[Excerpts from a dataset]
————

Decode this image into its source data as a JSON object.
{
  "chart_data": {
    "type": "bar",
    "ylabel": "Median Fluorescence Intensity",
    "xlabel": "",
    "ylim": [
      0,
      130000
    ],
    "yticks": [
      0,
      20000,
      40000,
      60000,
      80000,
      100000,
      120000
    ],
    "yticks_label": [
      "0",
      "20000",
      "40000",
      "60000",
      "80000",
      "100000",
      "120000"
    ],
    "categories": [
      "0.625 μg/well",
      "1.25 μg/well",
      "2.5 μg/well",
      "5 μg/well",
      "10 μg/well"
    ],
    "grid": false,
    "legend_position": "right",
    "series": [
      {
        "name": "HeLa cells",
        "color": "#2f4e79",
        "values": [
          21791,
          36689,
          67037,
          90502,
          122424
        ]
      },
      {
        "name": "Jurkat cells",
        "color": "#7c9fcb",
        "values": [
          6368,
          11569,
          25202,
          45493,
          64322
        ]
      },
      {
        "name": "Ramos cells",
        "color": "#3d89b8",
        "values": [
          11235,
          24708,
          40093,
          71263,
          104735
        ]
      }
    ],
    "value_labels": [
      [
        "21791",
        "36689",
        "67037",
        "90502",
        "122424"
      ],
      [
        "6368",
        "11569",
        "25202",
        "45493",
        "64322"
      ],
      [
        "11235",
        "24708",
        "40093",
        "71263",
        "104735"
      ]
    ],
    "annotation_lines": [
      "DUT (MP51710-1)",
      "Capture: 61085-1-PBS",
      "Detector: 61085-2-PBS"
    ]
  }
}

————

_ASSIGNED TASK_
Please show every line above that includes the word "well".

_ANSWER SECTION_
      "0.625 μg/well",
      "1.25 μg/well",
      "2.5 μg/well",
      "5 μg/well",
      "10 μg/well"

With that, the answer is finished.